#### Document text
┄┄┄┄┄┄┄┄┄┄┄┄┄┄┄┄┄┄┄┄

So, it’s certainly isn’t an intentional situation. It’s just that the criminal justice system and the emergency room are two no decline systems, and that’s where the current situation is brought up. Does that make sense?
Taz:
Yeah. It does. Thank you.
Maureen:
Sure, no problem.
Monica:
Okay, we have another question from Doug.
Doug:
Yeah, hi. I have two questions actually. You put out a term there that I haven’t seen before. Trauma-informed care in one category, if you could explain that. Then, the next question would be where and how do private agencies fit into the overall scheme treatment providers?
Maureen:
When you say private agencies are you thinking about private non-profits or private for profits or a combination?
Doug:
Abled capitalist.
Maureen:
Okay. Let me take these questions one at a time, then. In terms of trauma-informed care, that is a term that’s become more common in the substance abuse and mental health world in the last five to eight years I would say, and there’s some really good work being done on what this means in substance abuse treatment, what this means in mental health treatment, and what this means in the criminal justice setting.
So, the broadest notion of trauma-informed care is that, especially in any of those setting because the resource suggested is nearly universal, you assume that the people in front of you have had some significant issues, whether it’s domestic violence, being beaten up, sexual abuse in childhood. There’s a long list of the kinds of things that create this response in the nervous system that suggests accelerated fight-or-flight response.

┄┄┄┄┄┄┄┄┄┄┄┄┄┄┄┄┄┄┄┄

(Stored data entries)
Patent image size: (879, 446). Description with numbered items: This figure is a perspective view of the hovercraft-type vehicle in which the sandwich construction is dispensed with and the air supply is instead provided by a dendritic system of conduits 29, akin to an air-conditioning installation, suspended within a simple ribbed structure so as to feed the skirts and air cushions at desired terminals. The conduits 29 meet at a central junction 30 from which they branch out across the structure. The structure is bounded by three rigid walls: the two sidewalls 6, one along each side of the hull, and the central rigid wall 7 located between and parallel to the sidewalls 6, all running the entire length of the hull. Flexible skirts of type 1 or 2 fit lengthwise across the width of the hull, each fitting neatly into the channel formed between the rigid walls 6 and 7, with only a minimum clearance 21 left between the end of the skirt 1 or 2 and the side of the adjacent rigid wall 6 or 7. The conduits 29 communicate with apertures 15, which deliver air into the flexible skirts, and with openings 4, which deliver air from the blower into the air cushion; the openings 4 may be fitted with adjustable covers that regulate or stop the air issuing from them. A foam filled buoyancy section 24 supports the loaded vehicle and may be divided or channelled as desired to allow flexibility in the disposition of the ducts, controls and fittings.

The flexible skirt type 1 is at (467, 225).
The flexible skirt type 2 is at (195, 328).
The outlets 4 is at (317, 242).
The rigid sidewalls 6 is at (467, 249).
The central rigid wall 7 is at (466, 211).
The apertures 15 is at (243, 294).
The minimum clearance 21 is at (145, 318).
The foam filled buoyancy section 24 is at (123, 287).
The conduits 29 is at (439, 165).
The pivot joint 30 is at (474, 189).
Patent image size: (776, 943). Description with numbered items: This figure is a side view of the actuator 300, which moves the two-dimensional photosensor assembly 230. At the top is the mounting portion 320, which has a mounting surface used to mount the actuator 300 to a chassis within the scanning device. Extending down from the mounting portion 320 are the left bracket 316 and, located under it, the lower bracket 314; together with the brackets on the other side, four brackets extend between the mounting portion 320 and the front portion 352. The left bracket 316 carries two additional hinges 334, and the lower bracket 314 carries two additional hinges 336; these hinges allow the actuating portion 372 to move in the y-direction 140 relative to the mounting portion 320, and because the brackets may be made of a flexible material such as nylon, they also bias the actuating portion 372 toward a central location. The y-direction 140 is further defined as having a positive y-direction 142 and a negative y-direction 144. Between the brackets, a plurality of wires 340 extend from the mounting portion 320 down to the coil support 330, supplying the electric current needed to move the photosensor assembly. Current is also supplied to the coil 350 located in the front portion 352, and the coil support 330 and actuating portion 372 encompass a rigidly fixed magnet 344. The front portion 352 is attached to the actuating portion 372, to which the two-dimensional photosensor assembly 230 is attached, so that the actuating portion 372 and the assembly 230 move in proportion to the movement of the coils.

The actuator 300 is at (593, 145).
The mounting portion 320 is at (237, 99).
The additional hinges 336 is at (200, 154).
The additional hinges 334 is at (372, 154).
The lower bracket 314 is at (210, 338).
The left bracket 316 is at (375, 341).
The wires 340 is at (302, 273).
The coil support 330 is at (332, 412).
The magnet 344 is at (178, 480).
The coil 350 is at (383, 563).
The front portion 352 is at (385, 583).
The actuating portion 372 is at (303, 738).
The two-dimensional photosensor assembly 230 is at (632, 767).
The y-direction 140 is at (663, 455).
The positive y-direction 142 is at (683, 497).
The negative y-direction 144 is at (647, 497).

┄┄┄┄┄┄┄┄┄┄┄┄┄┄┄┄┄┄┄┄

#### Your assignment
In the transcript, transcribe the passage word for word, starting at the words "So, it’s certainly" and ending after the words "question from Doug.".

#### The answer
So, it’s certainly isn’t an intentional situation. It’s just that the criminal justice system and the emergency room are two no decline systems, and that’s where the current situation is brought up. Does that make sense?
Taz:
Yeah. It does. Thank you.
Maureen:
Sure, no problem.
Monica:
Okay, we have another question from Doug.